◆ Provided material

start

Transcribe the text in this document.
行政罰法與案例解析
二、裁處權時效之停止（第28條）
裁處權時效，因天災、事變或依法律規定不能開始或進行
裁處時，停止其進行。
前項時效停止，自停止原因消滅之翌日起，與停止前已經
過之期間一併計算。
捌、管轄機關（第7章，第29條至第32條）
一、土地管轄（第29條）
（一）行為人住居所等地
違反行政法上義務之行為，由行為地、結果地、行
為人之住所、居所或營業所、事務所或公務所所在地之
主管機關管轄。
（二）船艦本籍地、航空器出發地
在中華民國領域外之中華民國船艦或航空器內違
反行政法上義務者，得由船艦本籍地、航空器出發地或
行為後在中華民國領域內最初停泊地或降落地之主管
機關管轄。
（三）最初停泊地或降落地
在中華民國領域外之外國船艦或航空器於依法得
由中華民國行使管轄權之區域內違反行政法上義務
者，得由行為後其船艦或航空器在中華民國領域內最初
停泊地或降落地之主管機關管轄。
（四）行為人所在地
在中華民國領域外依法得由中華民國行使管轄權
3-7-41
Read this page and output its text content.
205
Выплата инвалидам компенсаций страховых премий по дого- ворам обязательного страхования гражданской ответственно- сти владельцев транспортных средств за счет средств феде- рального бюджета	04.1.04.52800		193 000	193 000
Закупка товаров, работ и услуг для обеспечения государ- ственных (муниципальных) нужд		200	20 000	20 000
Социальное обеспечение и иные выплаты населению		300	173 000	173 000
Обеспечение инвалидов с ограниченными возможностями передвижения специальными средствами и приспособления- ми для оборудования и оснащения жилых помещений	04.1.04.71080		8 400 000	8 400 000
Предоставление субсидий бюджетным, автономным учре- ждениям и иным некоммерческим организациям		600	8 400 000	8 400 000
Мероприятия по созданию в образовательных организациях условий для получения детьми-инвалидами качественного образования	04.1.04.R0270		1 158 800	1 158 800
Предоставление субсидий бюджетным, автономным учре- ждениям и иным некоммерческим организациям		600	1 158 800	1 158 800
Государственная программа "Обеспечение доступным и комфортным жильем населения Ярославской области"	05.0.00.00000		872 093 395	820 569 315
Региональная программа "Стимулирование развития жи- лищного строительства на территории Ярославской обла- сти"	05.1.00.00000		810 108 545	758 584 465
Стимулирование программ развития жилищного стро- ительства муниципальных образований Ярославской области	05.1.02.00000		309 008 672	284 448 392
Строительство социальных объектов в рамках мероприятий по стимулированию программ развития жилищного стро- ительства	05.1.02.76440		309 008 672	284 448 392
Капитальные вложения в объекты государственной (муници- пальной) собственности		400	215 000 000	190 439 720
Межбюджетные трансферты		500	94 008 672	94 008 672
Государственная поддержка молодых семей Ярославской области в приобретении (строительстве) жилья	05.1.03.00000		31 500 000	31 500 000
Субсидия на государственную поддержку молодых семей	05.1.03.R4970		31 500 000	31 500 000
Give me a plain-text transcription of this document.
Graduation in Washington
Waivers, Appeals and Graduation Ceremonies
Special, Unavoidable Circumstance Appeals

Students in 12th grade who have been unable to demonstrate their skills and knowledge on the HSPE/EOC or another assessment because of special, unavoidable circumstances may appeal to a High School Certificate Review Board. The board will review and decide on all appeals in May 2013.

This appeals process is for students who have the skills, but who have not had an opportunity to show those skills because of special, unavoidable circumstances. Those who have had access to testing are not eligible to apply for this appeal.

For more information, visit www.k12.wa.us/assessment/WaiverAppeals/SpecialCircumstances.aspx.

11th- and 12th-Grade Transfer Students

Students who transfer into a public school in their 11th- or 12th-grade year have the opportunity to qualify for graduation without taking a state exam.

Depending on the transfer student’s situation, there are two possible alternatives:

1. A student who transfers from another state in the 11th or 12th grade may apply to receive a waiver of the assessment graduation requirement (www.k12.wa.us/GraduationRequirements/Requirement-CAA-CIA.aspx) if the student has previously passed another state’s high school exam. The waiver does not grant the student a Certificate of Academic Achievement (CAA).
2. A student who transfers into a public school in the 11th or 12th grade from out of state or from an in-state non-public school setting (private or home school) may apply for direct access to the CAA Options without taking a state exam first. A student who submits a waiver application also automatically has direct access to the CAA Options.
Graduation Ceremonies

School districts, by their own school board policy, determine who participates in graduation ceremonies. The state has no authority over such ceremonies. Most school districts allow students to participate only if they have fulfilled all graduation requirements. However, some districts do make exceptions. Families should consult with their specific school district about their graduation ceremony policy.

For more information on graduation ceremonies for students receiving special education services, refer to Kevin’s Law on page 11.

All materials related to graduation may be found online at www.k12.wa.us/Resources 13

end

◆ To be done
Copy every line of the records above that contains "ждениям".

◆ Response to the task
Предоставление субсидий бюджетным, автономным учре- ждениям и иным некоммерческим организациям		600	8 400 000	8 400 000
Предоставление субсидий бюджетным, автономным учре- ждениям и иным некоммерческим организациям		600	1 158 800	1 158 800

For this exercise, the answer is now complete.